Material for this exercise:
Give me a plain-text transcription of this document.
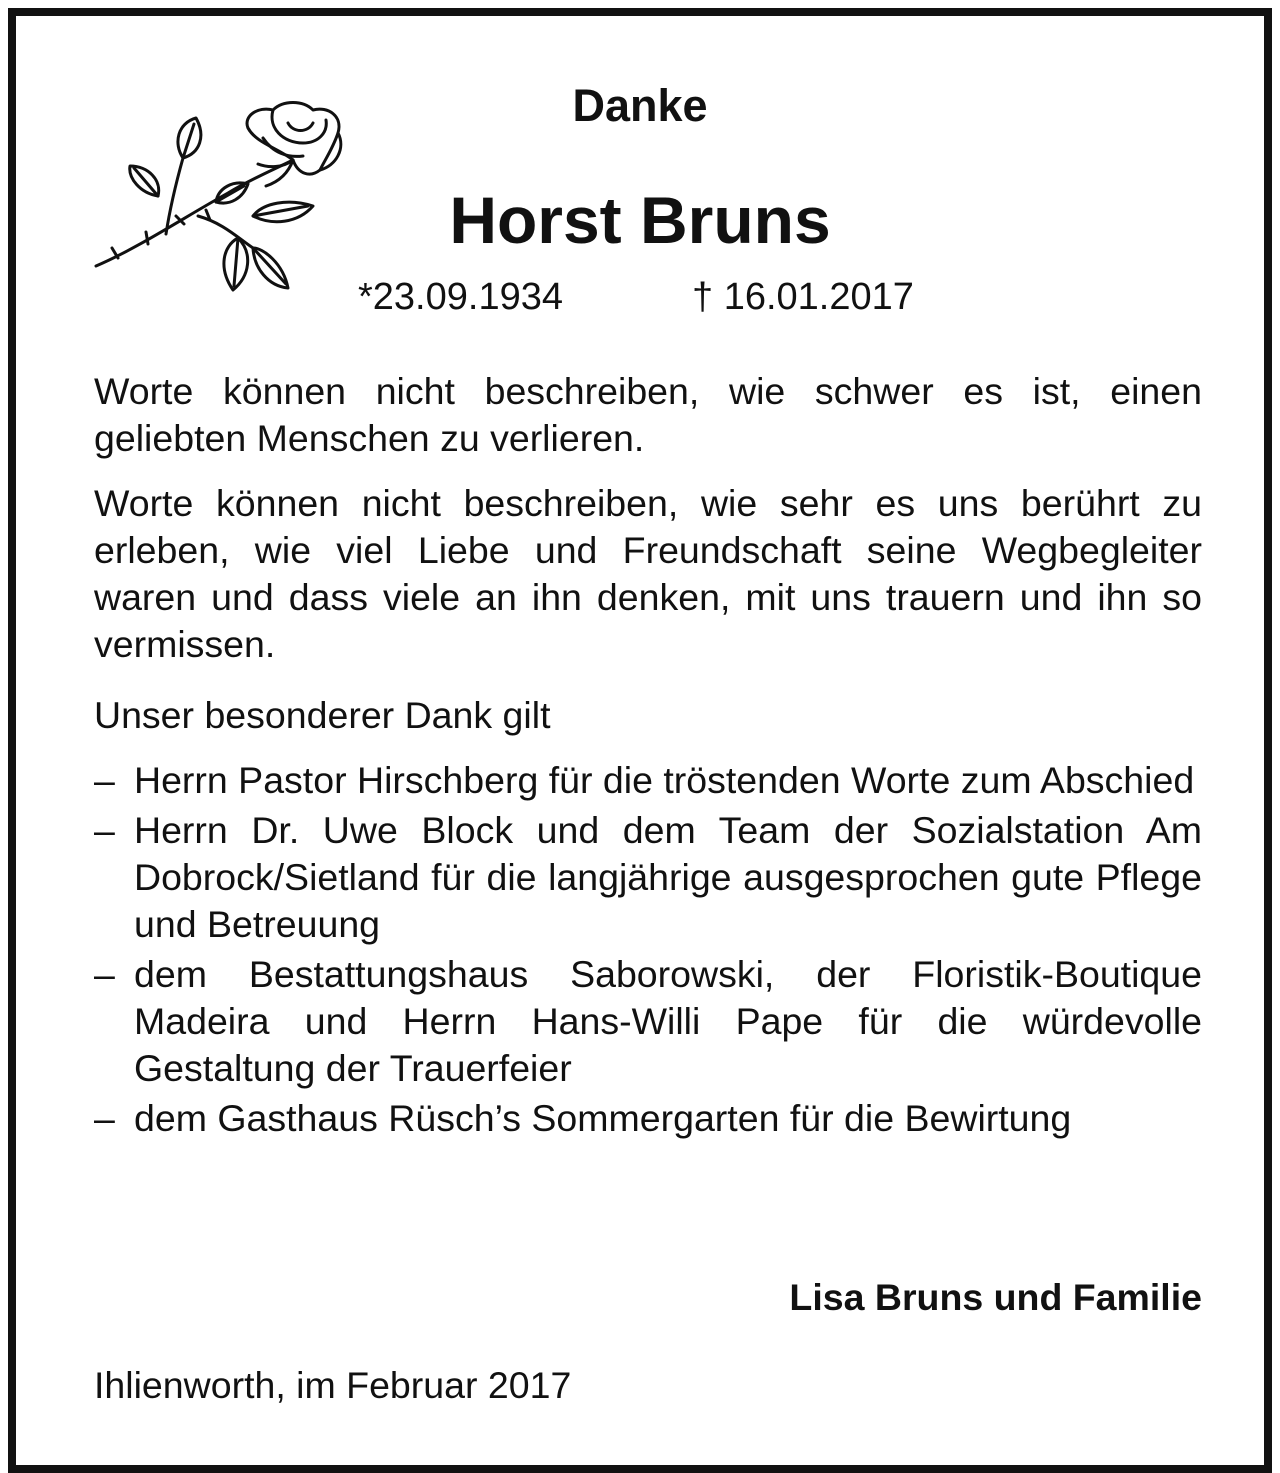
Danke
Horst Bruns
*23.09.1934	† 16.01.2017

Worte können nicht beschreiben, wie schwer es ist, einen geliebten Menschen zu verlieren.

Worte können nicht beschreiben, wie sehr es uns berührt zu erleben, wie viel Liebe und Freundschaft seine Wegbegleiter waren und dass viele an ihn denken, mit uns trauern und ihn so vermissen.

Unser besonderer Dank gilt

– Herrn Pastor Hirschberg für die tröstenden Worte zum Abschied
– Herrn Dr. Uwe Block und dem Team der Sozialstation Am Dobrock/Sietland für die langjährige ausgesprochen gute Pflege und Betreuung
– dem Bestattungshaus Saborowski, der Floristik-Boutique Madeira und Herrn Hans-Willi Pape für die würdevolle Gestaltung der Trauerfeier
– dem Gasthaus Rüsch’s Sommergarten für die Bewirtung
Lisa Bruns und Familie
Ihlienworth, im Februar 2017
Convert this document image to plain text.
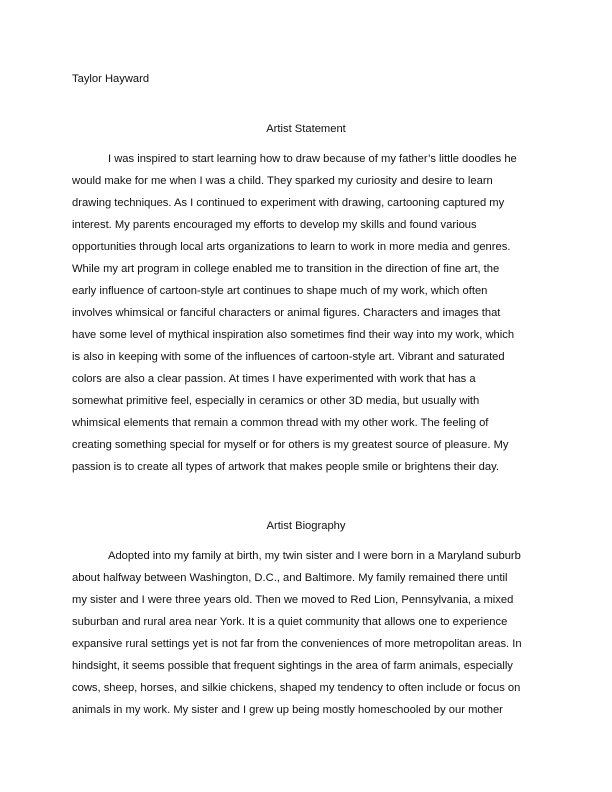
Taylor Hayward
Artist Statement
I was inspired to start learning how to draw because of my father’s little doodles he
would make for me when I was a child. They sparked my curiosity and desire to learn
drawing techniques. As I continued to experiment with drawing, cartooning captured my
interest. My parents encouraged my efforts to develop my skills and found various
opportunities through local arts organizations to learn to work in more media and genres.
While my art program in college enabled me to transition in the direction of fine art, the
early influence of cartoon-style art continues to shape much of my work, which often
involves whimsical or fanciful characters or animal figures. Characters and images that
have some level of mythical inspiration also sometimes find their way into my work, which
is also in keeping with some of the influences of cartoon-style art. Vibrant and saturated
colors are also a clear passion. At times I have experimented with work that has a
somewhat primitive feel, especially in ceramics or other 3D media, but usually with
whimsical elements that remain a common thread with my other work. The feeling of
creating something special for myself or for others is my greatest source of pleasure. My
passion is to create all types of artwork that makes people smile or brightens their day.
Artist Biography
Adopted into my family at birth, my twin sister and I were born in a Maryland suburb
about halfway between Washington, D.C., and Baltimore. My family remained there until
my sister and I were three years old. Then we moved to Red Lion, Pennsylvania, a mixed
suburban and rural area near York. It is a quiet community that allows one to experience
expansive rural settings yet is not far from the conveniences of more metropolitan areas. In
hindsight, it seems possible that frequent sightings in the area of farm animals, especially
cows, sheep, horses, and silkie chickens, shaped my tendency to often include or focus on
animals in my work. My sister and I grew up being mostly homeschooled by our mother
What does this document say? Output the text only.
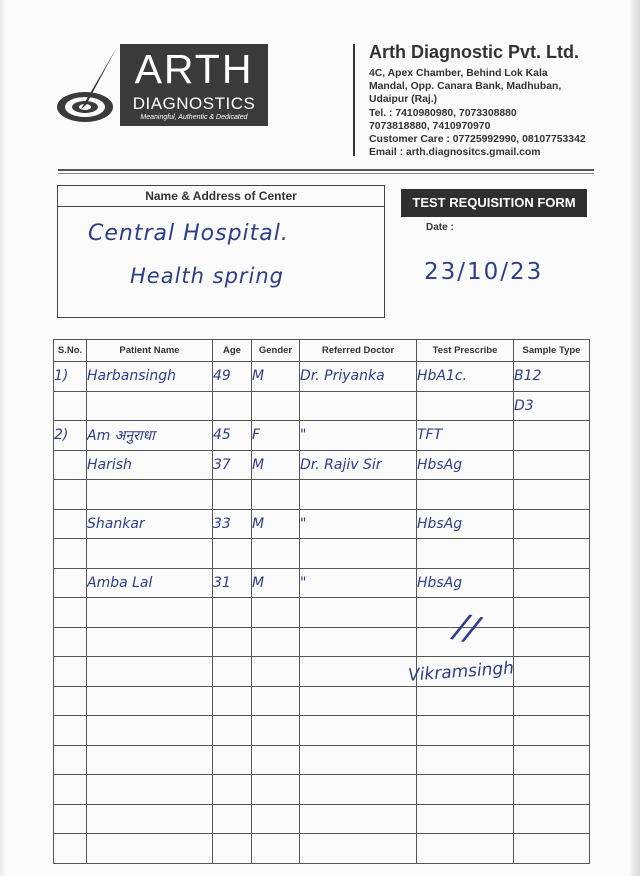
ARTH
DIAGNOSTICS
Meaningful, Authentic & Dedicated
Arth Diagnostic Pvt. Ltd.
4C, Apex Chamber, Behind Lok Kala
Mandal, Opp. Canara Bank, Madhuban,
Udaipur (Raj.)
Tel. : 7410980980, 7073308880
7073818880, 7410970970
Customer Care : 07725992990, 08107753342
Email : arth.diagnositcs.gmail.com
Name & Address of Center
Central Hospital.
Health spring
TEST REQUISITION FORM
Date :
23/10/23
S.No.	Patient Name	Age	Gender	Referred Doctor	Test Prescribe	Sample Type
1)	Harbansingh	49	M	Dr. Priyanka	HbA1c.	B12
						D3
2)	Am अनुराधा	45	F	"	TFT	
	Harish	37	M	Dr. Rajiv Sir	HbsAg	

	Shankar	33	M	"	HbsAg	

	Amba Lal	31	M	"	HbsAg	

//
Vikramsingh
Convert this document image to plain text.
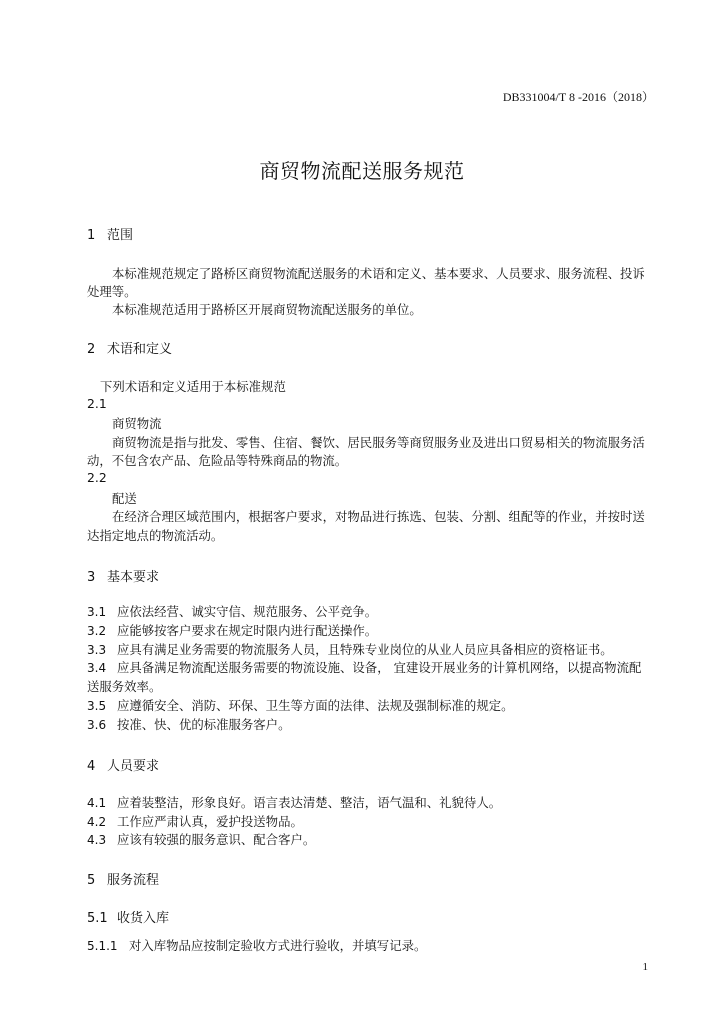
DB331004/T 8 -2016（2018）
商贸物流配送服务规范
1 范围
本标准规范规定了路桥区商贸物流配送服务的术语和定义、基本要求、人员要求、服务流程、投诉
处理等。
本标准规范适用于路桥区开展商贸物流配送服务的单位。
2 术语和定义
下列术语和定义适用于本标准规范
2.1
商贸物流
商贸物流是指与批发、零售、住宿、餐饮、居民服务等商贸服务业及进出口贸易相关的物流服务活
动，不包含农产品、危险品等特殊商品的物流。
2.2
配送
在经济合理区域范围内，根据客户要求，对物品进行拣选、包装、分割、组配等的作业，并按时送
达指定地点的物流活动。
3 基本要求
3.1 应依法经营、诚实守信、规范服务、公平竞争。
3.2 应能够按客户要求在规定时限内进行配送操作。
3.3 应具有满足业务需要的物流服务人员，且特殊专业岗位的从业人员应具备相应的资格证书。
3.4 应具备满足物流配送服务需要的物流设施、设备， 宜建设开展业务的计算机网络，以提高物流配
送服务效率。
3.5 应遵循安全、消防、环保、卫生等方面的法律、法规及强制标准的规定。
3.6 按准、快、优的标准服务客户。
4 人员要求
4.1 应着装整洁，形象良好。语言表达清楚、整洁，语气温和、礼貌待人。
4.2 工作应严肃认真，爱护投送物品。
4.3 应该有较强的服务意识、配合客户。
5 服务流程
5.1 收货入库
5.1.1 对入库物品应按制定验收方式进行验收，并填写记录。
1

Written task:
Copy every line above that includes the string "animals".

Task result:
hindsight, it seems possible that frequent sightings in the area of farm animals, especially
animals in my work. My sister and I grew up being mostly homeschooled by our mother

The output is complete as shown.